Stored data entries
- - -

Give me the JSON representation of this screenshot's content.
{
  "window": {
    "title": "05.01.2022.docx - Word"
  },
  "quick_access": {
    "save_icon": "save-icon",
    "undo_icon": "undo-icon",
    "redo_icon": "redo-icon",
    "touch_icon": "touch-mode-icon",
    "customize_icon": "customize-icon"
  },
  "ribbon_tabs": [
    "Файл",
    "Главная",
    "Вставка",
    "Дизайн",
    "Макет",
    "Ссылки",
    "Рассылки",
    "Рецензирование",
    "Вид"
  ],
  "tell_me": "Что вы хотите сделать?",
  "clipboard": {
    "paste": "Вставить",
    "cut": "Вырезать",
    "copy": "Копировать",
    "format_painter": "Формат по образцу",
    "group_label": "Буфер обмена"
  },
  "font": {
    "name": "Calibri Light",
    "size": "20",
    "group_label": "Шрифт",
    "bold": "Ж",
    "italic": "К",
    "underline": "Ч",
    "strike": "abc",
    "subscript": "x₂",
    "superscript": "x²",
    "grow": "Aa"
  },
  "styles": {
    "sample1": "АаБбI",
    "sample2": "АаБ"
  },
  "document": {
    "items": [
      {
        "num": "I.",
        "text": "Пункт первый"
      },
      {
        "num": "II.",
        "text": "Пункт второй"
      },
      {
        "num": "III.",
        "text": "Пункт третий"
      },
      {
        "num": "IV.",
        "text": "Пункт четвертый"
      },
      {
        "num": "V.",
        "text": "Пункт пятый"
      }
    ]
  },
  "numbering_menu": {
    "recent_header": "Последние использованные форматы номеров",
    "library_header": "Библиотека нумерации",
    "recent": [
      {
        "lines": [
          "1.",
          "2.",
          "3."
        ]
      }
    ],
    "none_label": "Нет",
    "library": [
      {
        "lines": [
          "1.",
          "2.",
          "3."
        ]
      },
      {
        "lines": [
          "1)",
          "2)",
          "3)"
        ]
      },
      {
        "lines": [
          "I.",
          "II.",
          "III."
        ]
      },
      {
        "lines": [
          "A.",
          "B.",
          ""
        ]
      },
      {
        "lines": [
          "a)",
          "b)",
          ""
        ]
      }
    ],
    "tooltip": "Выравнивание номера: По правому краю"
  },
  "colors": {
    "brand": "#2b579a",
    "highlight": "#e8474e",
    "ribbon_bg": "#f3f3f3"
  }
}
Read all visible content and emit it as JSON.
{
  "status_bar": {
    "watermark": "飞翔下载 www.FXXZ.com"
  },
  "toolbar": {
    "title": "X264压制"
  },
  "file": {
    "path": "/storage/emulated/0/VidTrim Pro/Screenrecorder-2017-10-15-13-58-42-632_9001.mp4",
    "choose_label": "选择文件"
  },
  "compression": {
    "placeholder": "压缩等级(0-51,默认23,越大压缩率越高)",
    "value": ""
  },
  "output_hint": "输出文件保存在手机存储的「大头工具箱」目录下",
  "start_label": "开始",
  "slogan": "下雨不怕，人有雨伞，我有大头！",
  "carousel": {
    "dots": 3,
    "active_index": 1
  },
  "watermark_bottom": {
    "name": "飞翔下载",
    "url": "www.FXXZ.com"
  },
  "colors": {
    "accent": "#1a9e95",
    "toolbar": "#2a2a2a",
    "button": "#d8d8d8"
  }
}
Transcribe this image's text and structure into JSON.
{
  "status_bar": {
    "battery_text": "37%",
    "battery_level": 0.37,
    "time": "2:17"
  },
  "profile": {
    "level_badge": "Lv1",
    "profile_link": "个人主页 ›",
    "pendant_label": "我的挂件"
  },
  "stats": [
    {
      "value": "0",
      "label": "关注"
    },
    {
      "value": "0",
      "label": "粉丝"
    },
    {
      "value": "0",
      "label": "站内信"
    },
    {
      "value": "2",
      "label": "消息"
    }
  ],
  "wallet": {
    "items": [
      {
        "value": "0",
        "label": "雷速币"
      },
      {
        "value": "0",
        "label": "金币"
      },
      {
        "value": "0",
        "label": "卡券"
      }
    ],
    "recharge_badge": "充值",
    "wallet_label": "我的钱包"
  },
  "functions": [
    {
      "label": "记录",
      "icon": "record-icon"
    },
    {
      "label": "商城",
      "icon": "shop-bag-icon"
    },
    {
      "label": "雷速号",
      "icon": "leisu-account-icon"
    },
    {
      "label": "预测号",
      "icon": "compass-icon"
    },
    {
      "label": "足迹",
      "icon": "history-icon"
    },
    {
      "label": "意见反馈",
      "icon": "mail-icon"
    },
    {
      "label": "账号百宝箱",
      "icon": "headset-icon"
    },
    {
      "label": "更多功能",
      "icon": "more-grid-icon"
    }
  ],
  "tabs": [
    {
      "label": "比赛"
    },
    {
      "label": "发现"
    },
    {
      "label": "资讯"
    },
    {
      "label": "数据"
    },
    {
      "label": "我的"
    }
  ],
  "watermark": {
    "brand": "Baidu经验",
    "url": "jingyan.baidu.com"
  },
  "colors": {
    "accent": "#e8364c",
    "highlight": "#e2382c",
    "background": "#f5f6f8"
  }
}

- - -

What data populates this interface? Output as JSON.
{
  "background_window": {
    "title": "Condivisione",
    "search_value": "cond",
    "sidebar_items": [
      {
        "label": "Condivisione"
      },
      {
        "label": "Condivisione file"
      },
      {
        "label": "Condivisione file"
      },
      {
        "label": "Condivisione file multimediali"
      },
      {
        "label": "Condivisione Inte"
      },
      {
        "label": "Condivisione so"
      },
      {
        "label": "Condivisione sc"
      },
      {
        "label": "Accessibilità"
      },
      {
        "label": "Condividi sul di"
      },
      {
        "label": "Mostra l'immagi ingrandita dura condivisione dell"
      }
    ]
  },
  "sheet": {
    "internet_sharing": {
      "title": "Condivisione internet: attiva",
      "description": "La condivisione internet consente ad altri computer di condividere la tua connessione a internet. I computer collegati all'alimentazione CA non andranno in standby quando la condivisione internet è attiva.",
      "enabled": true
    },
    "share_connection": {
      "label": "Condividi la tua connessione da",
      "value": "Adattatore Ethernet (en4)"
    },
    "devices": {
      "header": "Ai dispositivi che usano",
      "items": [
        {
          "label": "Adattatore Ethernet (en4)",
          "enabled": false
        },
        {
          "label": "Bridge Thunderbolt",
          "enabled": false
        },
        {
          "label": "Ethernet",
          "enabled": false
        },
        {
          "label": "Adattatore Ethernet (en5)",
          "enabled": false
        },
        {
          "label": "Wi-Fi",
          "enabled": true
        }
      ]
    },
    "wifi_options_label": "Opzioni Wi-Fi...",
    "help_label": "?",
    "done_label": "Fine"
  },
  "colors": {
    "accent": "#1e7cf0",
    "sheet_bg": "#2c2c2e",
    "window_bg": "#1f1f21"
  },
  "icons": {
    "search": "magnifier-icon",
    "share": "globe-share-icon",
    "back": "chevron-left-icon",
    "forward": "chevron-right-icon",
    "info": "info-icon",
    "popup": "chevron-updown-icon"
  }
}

- - -

Report back each line of the entries that holds the string "connessione".

**THE REPLY**
      "description": "La condivisione internet consente ad altri computer di condividere la tua connessione a internet. I computer collegati all'alimentazione CA non andranno in standby quando la condivisione internet è attiva.",
      "label": "Condividi la tua connessione da",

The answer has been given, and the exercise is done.